— begin —

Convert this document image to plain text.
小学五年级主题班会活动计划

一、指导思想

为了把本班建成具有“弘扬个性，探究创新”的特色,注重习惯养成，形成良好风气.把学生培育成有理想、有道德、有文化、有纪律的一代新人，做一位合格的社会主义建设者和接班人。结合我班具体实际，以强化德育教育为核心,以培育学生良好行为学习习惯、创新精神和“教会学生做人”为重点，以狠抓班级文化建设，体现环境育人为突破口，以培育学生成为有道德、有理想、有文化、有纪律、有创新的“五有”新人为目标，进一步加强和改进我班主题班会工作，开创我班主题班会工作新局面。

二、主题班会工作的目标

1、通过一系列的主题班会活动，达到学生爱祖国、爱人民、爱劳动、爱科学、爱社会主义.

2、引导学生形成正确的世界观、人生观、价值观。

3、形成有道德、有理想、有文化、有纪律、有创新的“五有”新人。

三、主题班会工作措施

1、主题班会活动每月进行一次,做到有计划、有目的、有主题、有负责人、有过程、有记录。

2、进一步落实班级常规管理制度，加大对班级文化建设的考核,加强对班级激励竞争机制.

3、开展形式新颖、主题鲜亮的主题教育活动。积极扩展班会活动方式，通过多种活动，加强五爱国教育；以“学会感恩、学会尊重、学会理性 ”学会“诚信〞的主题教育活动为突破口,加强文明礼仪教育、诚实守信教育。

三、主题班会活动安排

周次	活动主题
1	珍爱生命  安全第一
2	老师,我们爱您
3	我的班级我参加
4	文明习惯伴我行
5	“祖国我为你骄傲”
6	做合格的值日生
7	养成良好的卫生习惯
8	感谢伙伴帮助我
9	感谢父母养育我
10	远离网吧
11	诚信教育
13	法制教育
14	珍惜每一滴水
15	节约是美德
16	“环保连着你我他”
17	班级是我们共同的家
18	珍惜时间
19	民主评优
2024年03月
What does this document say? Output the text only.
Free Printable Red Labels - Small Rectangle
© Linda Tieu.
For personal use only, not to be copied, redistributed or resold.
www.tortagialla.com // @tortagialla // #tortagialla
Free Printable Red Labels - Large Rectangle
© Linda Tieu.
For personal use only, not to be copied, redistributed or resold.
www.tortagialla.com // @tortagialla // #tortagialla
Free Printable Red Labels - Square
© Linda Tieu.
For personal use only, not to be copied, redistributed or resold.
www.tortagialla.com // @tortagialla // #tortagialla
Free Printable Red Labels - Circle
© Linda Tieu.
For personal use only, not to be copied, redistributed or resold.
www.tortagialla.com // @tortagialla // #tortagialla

— end —

(Task to carry out) Write every line of the material above again, exactly.

(Expected answer)
Convert this document image to plain text.
小学五年级主题班会活动计划

一、指导思想

为了把本班建成具有“弘扬个性，探究创新”的特色,注重习惯养成，形成良好风气.把学生培育成有理想、有道德、有文化、有纪律的一代新人，做一位合格的社会主义建设者和接班人。结合我班具体实际，以强化德育教育为核心,以培育学生良好行为学习习惯、创新精神和“教会学生做人”为重点，以狠抓班级文化建设，体现环境育人为突破口，以培育学生成为有道德、有理想、有文化、有纪律、有创新的“五有”新人为目标，进一步加强和改进我班主题班会工作，开创我班主题班会工作新局面。

二、主题班会工作的目标

1、通过一系列的主题班会活动，达到学生爱祖国、爱人民、爱劳动、爱科学、爱社会主义.

2、引导学生形成正确的世界观、人生观、价值观。

3、形成有道德、有理想、有文化、有纪律、有创新的“五有”新人。

三、主题班会工作措施

1、主题班会活动每月进行一次,做到有计划、有目的、有主题、有负责人、有过程、有记录。

2、进一步落实班级常规管理制度，加大对班级文化建设的考核,加强对班级激励竞争机制.

3、开展形式新颖、主题鲜亮的主题教育活动。积极扩展班会活动方式，通过多种活动，加强五爱国教育；以“学会感恩、学会尊重、学会理性 ”学会“诚信〞的主题教育活动为突破口,加强文明礼仪教育、诚实守信教育。

三、主题班会活动安排

周次	活动主题
1	珍爱生命  安全第一
2	老师,我们爱您
3	我的班级我参加
4	文明习惯伴我行
5	“祖国我为你骄傲”
6	做合格的值日生
7	养成良好的卫生习惯
8	感谢伙伴帮助我
9	感谢父母养育我
10	远离网吧
11	诚信教育
13	法制教育
14	珍惜每一滴水
15	节约是美德
16	“环保连着你我他”
17	班级是我们共同的家
18	珍惜时间
19	民主评优
2024年03月
What does this document say? Output the text only.
Free Printable Red Labels - Small Rectangle
© Linda Tieu.
For personal use only, not to be copied, redistributed or resold.
www.tortagialla.com // @tortagialla // #tortagialla
Free Printable Red Labels - Large Rectangle
© Linda Tieu.
For personal use only, not to be copied, redistributed or resold.
www.tortagialla.com // @tortagialla // #tortagialla
Free Printable Red Labels - Square
© Linda Tieu.
For personal use only, not to be copied, redistributed or resold.
www.tortagialla.com // @tortagialla // #tortagialla
Free Printable Red Labels - Circle
© Linda Tieu.
For personal use only, not to be copied, redistributed or resold.
www.tortagialla.com // @tortagialla // #tortagialla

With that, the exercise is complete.